**Short task:** Read the listing below and copy out every line that holds "States".

(Records from a collection)
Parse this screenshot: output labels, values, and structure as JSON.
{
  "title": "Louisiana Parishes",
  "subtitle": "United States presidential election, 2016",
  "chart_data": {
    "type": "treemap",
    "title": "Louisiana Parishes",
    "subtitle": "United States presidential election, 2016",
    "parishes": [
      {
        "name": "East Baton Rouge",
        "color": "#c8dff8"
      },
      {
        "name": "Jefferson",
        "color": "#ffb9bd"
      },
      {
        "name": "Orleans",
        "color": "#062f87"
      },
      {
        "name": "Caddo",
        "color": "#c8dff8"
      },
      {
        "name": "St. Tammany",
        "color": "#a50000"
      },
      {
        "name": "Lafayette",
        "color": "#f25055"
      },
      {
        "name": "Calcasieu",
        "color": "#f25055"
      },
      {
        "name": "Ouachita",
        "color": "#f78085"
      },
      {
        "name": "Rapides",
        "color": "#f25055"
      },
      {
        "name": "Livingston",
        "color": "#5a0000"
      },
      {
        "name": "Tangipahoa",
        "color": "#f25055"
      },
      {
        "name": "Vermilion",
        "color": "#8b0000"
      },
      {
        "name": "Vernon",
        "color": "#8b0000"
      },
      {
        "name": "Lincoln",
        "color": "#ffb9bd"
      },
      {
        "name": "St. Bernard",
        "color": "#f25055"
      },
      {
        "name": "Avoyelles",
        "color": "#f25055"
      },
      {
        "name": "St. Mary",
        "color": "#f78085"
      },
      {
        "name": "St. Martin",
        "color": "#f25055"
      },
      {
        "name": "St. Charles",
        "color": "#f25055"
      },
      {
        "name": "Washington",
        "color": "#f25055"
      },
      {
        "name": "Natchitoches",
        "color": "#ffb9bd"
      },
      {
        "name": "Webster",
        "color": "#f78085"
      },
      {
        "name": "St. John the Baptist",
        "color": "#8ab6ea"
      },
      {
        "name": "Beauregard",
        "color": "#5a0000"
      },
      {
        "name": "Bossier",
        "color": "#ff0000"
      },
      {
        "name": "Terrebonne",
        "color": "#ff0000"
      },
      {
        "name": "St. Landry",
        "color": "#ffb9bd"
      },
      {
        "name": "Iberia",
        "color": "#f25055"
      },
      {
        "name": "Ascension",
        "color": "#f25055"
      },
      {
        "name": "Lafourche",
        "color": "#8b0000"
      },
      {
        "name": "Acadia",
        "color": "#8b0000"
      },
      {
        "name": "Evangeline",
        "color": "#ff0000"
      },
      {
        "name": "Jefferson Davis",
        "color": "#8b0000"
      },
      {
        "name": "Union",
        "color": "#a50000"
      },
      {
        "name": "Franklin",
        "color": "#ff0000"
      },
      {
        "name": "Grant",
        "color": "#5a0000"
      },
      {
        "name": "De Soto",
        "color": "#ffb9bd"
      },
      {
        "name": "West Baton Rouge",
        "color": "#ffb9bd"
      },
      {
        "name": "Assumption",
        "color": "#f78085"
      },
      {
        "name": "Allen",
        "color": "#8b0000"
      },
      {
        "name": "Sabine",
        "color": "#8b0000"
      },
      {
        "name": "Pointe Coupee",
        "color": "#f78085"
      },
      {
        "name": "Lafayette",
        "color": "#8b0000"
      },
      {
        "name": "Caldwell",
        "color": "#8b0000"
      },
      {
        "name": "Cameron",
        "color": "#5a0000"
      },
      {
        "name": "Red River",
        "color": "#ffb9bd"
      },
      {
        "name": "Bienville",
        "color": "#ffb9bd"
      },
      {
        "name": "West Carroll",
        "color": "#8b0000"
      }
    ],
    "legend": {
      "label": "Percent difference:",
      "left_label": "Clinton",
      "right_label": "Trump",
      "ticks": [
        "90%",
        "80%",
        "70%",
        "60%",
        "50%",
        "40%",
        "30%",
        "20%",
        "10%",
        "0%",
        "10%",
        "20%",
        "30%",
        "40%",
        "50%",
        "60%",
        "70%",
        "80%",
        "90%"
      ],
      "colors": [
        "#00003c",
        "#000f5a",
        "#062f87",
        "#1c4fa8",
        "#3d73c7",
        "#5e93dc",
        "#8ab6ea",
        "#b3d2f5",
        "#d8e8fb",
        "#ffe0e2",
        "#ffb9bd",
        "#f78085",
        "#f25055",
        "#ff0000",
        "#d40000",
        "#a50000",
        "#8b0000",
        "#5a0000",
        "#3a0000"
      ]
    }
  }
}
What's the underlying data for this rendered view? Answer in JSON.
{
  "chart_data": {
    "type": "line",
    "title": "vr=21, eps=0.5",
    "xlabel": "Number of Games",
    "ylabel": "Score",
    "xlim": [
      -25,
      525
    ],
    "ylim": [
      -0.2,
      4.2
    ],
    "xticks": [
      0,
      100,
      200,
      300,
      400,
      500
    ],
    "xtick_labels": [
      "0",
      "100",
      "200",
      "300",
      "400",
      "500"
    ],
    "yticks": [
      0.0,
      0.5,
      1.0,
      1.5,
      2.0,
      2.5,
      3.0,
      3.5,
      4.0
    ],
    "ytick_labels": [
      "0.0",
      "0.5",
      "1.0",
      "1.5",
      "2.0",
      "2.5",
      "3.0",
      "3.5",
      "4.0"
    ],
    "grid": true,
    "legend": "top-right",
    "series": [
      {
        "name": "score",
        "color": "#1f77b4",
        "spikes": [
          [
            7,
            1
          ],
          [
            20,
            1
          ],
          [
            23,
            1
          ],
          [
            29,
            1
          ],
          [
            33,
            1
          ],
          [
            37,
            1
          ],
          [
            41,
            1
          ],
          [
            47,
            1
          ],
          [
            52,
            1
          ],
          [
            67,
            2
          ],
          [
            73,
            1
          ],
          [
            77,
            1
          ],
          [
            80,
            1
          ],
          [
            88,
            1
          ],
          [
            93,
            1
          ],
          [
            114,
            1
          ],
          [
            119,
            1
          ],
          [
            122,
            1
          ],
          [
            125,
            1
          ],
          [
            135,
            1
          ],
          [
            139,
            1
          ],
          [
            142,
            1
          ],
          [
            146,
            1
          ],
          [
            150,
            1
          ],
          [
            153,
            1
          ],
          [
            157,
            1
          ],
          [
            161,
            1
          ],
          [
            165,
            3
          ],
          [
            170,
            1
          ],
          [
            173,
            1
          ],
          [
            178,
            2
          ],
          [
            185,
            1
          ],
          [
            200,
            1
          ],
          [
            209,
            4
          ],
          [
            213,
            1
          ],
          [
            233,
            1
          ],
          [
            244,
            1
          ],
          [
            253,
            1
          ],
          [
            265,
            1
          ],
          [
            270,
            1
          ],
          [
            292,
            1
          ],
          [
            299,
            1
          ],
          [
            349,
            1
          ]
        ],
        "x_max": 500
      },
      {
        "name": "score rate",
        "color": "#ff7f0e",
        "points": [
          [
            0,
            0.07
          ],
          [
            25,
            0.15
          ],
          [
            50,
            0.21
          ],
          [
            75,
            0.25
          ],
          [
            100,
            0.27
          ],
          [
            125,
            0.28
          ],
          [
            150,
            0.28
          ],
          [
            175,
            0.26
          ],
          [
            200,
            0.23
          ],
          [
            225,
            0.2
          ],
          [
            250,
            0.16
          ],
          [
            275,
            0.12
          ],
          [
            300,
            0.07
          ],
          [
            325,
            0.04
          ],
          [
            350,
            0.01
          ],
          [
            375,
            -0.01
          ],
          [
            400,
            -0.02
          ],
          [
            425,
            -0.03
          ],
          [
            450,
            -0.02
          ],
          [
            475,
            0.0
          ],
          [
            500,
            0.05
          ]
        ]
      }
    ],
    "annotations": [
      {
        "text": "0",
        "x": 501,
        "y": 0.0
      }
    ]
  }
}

---

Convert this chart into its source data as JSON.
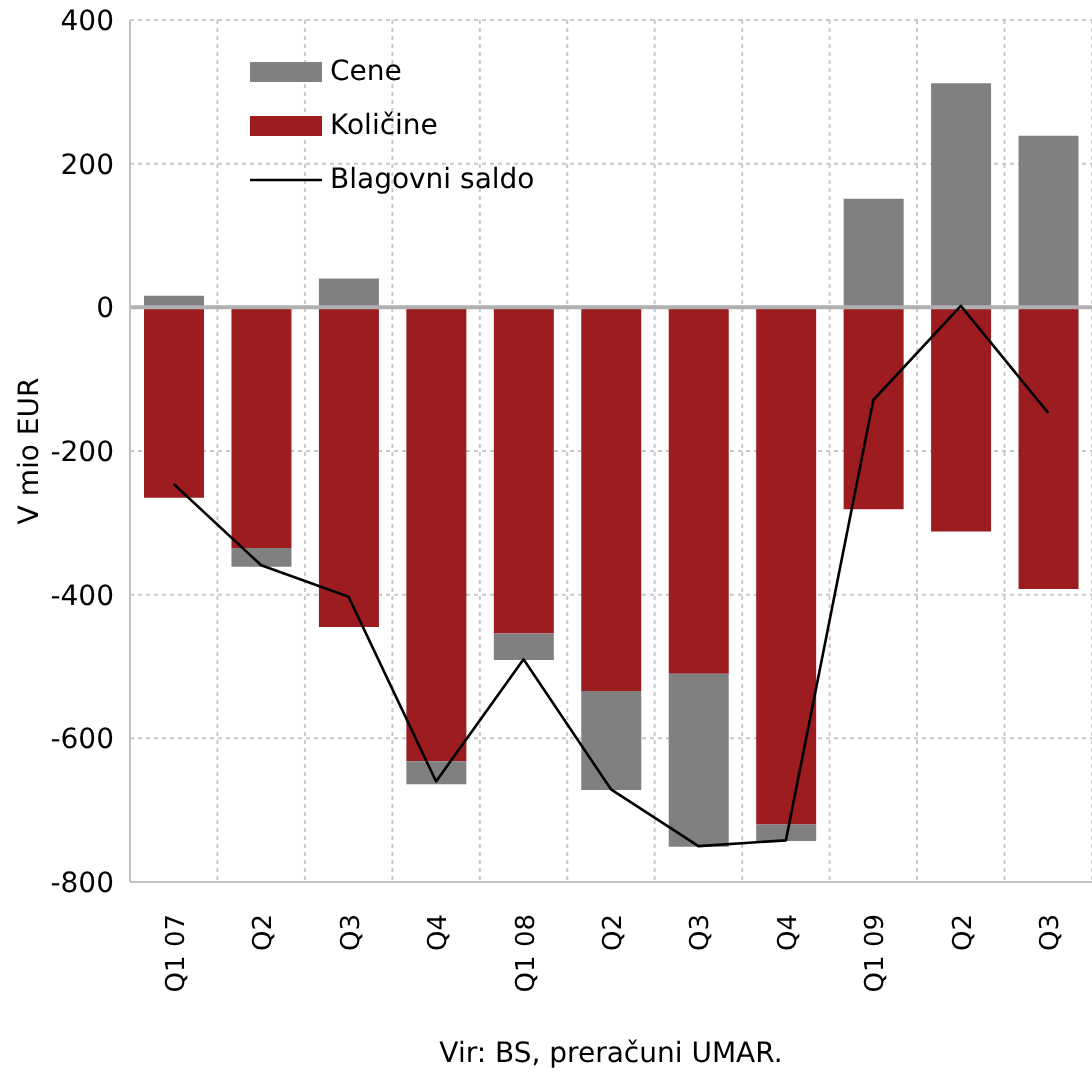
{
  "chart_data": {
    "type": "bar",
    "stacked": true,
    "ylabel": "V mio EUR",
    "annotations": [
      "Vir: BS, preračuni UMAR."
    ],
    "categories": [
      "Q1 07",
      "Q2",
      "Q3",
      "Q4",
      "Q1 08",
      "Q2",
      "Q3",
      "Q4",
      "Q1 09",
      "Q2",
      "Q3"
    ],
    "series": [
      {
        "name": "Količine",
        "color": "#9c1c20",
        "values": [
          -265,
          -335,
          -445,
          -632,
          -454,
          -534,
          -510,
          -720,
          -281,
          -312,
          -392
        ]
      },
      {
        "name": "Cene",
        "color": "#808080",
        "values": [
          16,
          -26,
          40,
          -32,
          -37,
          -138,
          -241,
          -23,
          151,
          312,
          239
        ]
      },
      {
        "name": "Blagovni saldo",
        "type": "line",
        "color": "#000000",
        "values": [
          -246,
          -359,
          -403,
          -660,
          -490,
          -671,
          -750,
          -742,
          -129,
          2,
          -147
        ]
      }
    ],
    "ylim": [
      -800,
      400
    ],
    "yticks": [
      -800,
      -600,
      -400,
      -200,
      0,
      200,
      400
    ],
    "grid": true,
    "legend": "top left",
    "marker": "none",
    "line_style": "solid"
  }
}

**Exercise output:**
  "subtitle": "United States presidential election, 2016",
    "subtitle": "United States presidential election, 2016",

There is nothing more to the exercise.